### Task details
Find the lines that hold the word "content" and return them.

### Stored data
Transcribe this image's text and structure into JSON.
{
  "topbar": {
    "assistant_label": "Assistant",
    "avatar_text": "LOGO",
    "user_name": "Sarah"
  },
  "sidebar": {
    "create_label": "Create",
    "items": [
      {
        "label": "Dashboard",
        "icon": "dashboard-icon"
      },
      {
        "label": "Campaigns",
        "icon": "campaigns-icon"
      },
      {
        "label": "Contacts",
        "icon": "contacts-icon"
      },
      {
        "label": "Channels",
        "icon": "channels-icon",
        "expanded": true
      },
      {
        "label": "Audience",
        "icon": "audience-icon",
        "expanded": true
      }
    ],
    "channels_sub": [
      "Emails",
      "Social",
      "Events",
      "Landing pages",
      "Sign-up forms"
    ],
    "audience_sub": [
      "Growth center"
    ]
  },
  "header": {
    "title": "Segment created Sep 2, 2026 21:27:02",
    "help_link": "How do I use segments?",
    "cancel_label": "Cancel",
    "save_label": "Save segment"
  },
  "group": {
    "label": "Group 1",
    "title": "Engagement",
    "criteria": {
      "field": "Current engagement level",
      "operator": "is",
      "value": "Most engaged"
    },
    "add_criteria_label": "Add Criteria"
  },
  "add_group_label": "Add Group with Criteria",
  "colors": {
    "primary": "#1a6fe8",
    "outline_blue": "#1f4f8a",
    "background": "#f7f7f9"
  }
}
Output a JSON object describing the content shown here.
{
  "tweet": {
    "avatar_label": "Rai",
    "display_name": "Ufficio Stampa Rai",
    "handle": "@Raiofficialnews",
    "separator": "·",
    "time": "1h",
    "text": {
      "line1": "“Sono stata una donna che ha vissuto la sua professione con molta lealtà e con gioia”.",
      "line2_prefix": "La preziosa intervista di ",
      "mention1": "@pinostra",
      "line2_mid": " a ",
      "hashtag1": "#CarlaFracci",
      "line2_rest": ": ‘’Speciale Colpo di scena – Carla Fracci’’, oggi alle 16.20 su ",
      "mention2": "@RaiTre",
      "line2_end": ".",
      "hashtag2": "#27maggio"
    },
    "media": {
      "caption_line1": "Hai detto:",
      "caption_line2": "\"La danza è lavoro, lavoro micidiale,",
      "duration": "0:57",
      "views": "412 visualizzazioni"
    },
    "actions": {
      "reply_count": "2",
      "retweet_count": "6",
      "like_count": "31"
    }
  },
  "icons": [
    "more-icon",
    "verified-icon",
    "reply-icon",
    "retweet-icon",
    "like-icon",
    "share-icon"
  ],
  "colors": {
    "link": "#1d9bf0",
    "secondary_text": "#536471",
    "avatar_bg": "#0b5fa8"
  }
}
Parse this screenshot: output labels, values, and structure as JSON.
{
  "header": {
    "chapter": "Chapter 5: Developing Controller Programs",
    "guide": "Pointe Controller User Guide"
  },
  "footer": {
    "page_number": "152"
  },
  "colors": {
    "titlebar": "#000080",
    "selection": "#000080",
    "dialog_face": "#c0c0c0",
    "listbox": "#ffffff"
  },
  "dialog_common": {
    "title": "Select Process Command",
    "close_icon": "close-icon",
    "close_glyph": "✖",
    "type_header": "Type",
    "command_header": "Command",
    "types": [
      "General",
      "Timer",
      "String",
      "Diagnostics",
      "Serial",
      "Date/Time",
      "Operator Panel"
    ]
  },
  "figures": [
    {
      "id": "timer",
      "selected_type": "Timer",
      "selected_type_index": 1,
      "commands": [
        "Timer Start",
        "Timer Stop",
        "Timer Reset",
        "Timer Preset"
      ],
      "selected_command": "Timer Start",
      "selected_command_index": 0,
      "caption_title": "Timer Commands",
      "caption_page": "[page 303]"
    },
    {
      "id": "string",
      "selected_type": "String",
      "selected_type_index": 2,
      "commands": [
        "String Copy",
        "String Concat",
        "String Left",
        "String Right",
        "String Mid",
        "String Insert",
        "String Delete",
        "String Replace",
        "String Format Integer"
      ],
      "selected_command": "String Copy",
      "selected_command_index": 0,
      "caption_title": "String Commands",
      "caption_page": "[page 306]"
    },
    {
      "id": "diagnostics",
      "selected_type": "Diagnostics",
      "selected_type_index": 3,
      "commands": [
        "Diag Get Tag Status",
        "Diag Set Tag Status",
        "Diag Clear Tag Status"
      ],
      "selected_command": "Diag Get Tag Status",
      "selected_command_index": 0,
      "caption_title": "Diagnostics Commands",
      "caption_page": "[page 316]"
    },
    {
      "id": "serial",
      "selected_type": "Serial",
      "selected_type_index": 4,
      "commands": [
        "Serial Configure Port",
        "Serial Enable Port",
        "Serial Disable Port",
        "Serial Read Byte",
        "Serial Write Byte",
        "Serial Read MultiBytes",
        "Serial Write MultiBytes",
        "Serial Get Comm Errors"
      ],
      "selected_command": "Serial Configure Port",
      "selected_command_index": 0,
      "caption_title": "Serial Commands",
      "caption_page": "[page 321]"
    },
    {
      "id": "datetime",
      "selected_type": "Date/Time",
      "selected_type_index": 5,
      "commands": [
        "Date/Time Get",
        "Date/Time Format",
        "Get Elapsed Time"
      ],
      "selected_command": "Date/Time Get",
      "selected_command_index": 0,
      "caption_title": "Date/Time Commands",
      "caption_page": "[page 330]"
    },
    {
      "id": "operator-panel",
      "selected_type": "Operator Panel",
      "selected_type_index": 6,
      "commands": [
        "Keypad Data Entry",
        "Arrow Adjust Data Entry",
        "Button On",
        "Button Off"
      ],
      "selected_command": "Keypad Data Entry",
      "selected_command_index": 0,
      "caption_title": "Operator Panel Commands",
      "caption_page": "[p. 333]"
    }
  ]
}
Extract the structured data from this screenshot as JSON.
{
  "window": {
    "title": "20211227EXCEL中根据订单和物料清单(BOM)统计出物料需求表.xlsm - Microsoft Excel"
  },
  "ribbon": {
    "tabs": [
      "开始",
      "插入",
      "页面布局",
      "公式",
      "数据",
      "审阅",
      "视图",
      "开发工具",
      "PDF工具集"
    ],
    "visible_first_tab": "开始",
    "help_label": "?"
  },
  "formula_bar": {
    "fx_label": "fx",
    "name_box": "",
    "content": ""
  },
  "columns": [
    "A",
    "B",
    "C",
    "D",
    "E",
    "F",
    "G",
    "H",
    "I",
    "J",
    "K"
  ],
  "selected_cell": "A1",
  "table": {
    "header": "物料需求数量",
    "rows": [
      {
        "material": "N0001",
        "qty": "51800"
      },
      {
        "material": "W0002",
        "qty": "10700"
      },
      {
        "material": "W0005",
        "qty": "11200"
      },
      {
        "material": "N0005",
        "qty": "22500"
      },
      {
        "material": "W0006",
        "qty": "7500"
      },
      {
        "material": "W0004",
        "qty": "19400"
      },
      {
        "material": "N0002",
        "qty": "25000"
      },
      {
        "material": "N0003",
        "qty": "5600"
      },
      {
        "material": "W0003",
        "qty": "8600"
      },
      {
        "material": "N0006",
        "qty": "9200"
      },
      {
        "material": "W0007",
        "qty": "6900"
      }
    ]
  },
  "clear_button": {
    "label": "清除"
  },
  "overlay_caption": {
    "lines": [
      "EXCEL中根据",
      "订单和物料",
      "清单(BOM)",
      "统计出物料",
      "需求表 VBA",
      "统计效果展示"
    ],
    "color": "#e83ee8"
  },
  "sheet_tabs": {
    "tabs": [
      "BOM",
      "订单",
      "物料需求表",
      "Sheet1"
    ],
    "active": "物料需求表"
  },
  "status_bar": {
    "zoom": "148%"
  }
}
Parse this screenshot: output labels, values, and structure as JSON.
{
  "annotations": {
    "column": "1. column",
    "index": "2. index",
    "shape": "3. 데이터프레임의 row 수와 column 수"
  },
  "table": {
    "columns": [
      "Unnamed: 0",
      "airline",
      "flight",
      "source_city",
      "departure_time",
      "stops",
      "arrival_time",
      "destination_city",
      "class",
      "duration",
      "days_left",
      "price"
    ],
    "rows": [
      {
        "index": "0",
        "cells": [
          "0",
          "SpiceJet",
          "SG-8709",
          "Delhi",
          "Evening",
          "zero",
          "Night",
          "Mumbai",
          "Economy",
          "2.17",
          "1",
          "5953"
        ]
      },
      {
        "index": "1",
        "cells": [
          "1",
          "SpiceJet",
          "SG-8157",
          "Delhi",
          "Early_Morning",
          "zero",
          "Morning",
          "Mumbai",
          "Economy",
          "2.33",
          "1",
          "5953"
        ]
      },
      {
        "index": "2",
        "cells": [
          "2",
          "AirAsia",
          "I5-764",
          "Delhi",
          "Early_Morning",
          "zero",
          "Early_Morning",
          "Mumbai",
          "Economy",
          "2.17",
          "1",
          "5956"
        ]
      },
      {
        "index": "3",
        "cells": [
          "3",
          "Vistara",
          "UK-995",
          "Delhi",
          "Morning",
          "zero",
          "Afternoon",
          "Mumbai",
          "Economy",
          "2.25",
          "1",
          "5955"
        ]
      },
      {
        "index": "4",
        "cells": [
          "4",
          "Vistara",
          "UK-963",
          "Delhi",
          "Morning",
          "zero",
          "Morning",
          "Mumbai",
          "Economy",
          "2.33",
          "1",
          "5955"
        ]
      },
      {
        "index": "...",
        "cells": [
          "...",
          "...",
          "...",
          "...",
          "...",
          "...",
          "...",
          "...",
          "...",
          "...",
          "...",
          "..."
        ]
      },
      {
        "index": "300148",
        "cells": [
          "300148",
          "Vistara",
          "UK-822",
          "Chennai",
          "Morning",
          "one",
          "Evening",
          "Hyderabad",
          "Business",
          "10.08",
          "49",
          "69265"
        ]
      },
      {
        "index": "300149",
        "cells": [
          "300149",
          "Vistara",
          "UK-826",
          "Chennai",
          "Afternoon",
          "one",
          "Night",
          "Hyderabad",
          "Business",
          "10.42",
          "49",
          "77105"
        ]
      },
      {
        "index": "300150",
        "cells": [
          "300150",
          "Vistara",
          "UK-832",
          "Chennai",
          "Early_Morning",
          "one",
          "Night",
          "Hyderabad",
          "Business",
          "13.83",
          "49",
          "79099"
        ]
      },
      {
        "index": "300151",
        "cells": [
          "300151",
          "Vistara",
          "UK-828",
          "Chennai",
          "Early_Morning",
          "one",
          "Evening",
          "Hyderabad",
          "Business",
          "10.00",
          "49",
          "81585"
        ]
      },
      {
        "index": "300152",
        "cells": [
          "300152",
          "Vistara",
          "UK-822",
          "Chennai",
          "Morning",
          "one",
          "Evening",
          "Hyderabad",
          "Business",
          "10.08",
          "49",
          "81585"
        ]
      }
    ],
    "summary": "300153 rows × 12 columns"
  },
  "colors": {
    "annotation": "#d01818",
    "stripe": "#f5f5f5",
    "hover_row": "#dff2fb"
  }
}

### Expected answer
Output a JSON object describing the content shown here.
    "content": ""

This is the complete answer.